- **Do this**:
The required output is a single number: how many lines of the material contain the string "sensor".
__________
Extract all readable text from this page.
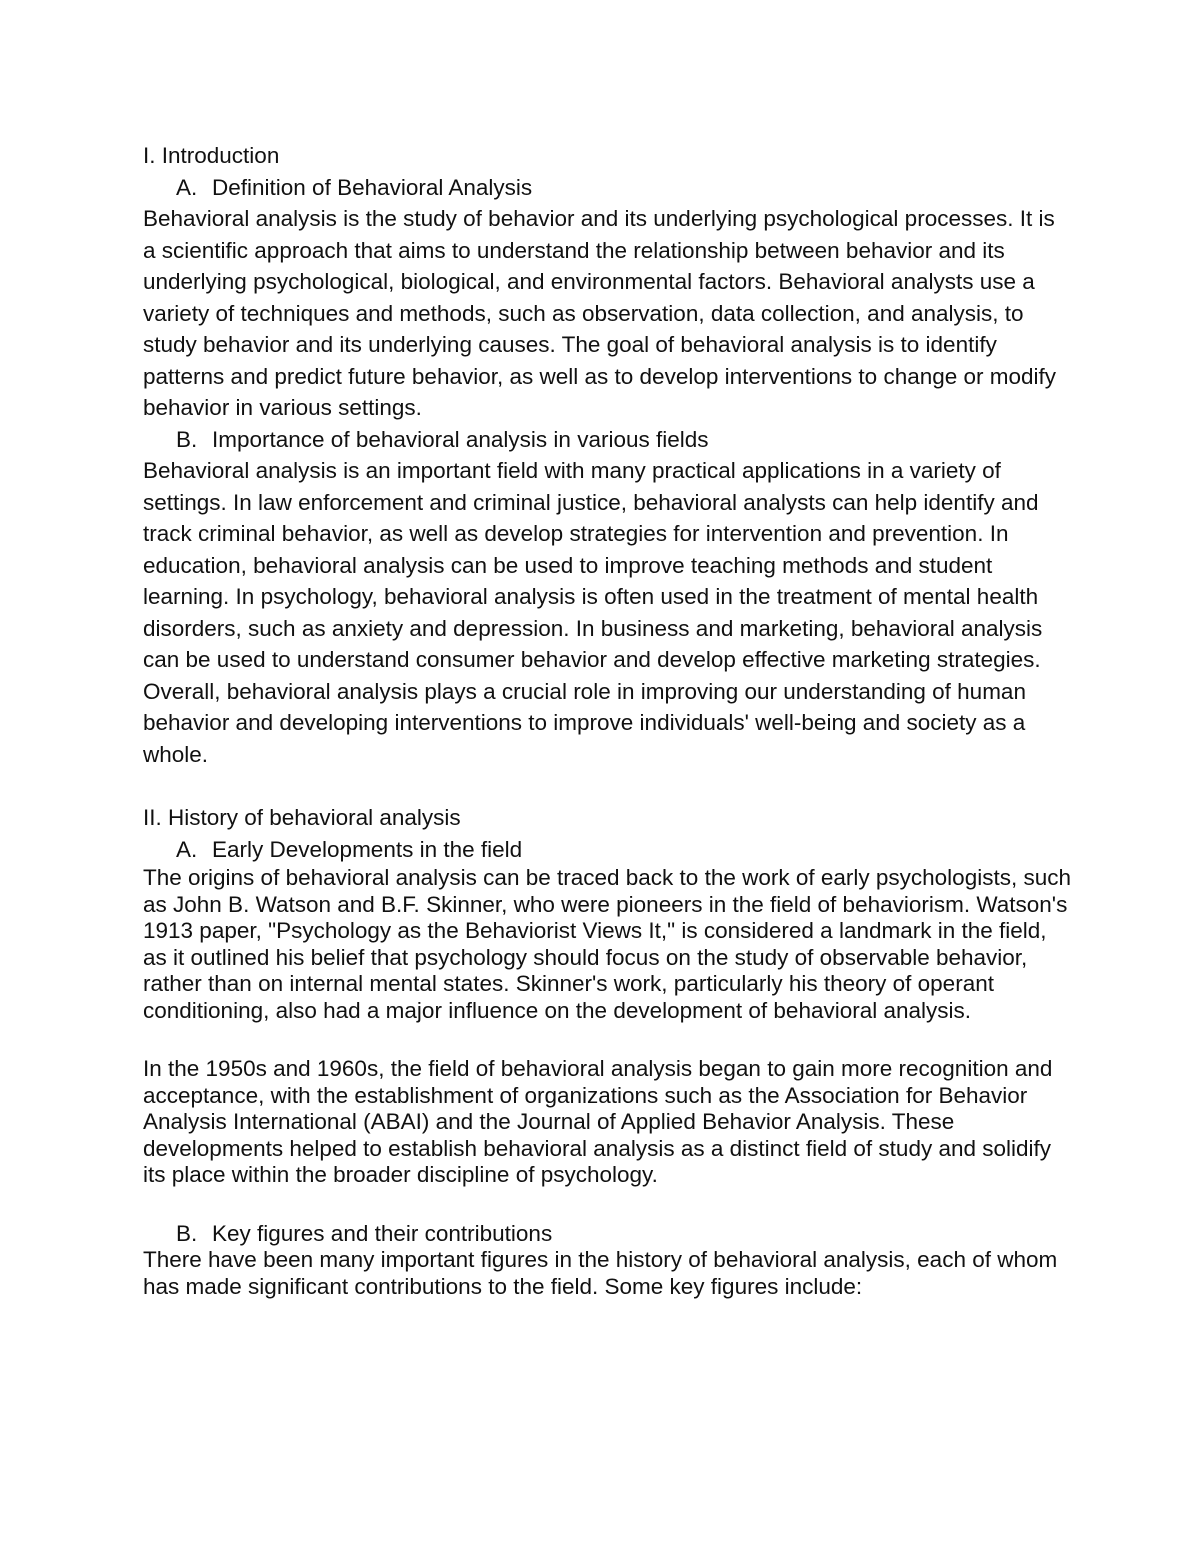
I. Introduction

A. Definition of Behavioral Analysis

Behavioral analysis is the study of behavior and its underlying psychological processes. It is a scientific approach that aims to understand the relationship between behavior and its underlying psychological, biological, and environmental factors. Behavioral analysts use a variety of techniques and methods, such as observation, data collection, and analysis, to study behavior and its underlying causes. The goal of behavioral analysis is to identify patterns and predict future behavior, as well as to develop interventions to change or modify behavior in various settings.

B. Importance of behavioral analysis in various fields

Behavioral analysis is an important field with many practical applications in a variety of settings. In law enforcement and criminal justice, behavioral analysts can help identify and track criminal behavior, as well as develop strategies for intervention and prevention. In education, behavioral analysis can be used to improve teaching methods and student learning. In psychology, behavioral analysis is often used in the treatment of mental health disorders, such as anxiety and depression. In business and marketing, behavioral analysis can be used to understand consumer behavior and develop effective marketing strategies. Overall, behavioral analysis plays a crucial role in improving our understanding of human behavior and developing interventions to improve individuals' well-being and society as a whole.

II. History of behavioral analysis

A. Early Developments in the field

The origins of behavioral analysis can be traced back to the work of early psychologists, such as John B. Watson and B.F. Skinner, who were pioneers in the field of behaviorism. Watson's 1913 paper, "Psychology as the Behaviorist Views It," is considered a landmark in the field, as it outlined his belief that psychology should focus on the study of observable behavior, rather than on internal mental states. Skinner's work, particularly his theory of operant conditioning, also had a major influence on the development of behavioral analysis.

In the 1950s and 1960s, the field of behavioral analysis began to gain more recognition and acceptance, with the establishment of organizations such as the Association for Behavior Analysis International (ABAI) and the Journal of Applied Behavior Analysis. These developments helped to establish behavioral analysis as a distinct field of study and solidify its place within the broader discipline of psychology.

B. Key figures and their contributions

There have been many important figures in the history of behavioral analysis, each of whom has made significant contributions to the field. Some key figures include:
__________
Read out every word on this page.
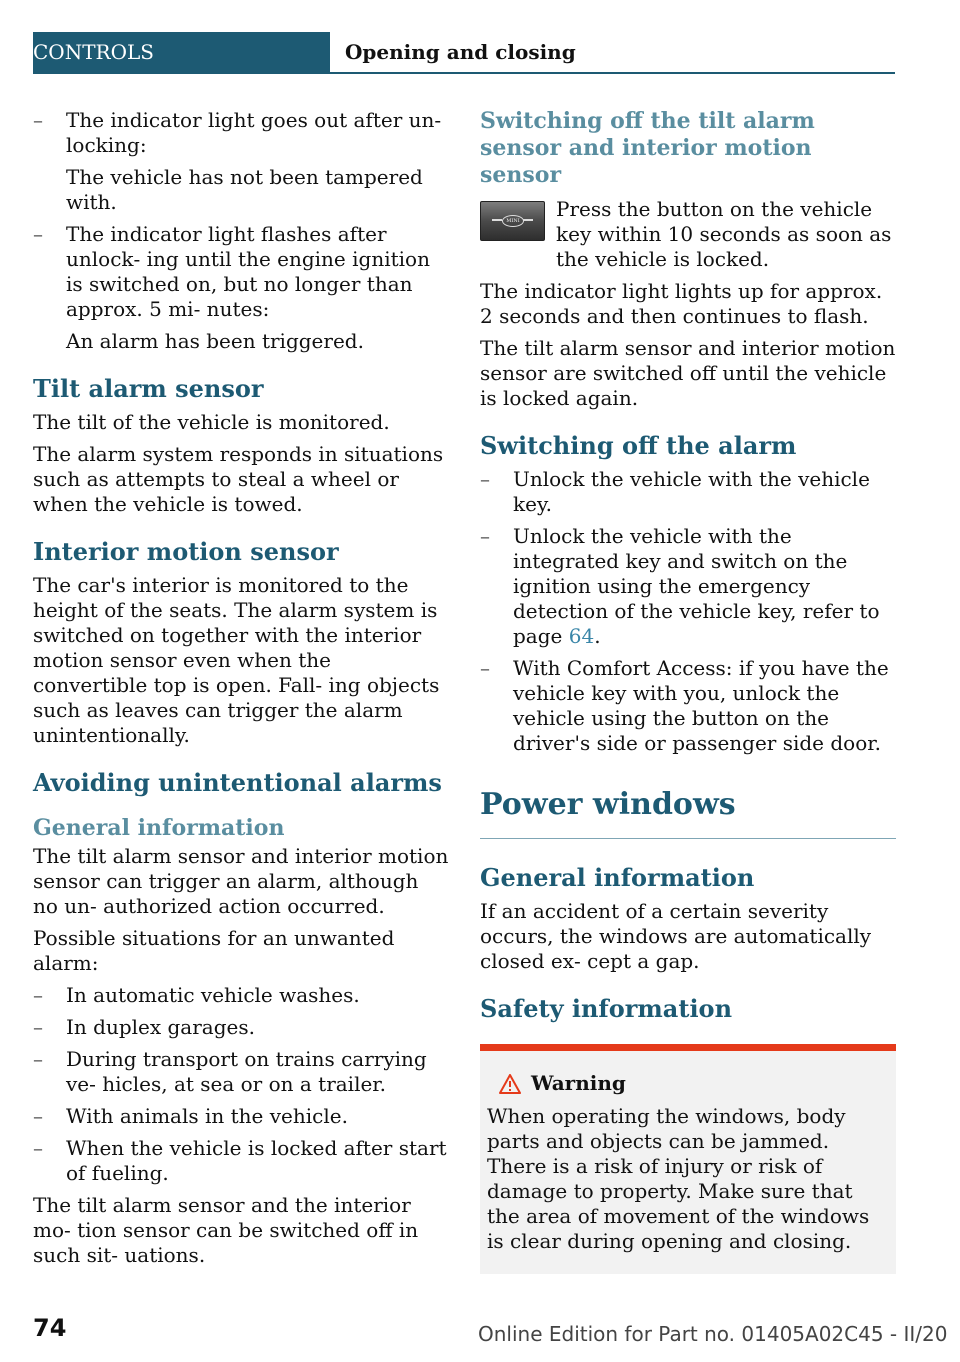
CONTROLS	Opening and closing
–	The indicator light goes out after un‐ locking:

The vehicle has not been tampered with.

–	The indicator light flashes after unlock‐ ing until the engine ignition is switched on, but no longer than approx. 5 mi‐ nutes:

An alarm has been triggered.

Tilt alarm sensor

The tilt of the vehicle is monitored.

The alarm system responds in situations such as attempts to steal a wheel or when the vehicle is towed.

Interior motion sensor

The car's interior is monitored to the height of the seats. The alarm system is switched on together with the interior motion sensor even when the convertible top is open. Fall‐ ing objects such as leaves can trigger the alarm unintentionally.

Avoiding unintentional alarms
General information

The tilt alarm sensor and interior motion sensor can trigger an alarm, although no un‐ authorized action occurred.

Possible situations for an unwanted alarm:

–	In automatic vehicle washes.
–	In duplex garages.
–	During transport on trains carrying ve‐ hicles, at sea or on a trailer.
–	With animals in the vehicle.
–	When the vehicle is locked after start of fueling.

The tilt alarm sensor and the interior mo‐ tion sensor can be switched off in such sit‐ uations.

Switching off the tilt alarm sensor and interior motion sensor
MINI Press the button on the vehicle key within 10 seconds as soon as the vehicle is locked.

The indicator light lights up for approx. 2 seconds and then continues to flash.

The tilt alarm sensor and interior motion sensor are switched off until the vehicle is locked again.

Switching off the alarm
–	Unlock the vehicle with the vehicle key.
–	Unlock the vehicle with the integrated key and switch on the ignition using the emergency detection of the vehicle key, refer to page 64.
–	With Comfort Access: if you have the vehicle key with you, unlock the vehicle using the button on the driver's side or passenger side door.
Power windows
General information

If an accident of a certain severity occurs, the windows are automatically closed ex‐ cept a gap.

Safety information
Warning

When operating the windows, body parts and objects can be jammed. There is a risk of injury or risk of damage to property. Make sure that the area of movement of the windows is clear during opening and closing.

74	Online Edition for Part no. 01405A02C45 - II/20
__________
- **Answer to the problem**:
7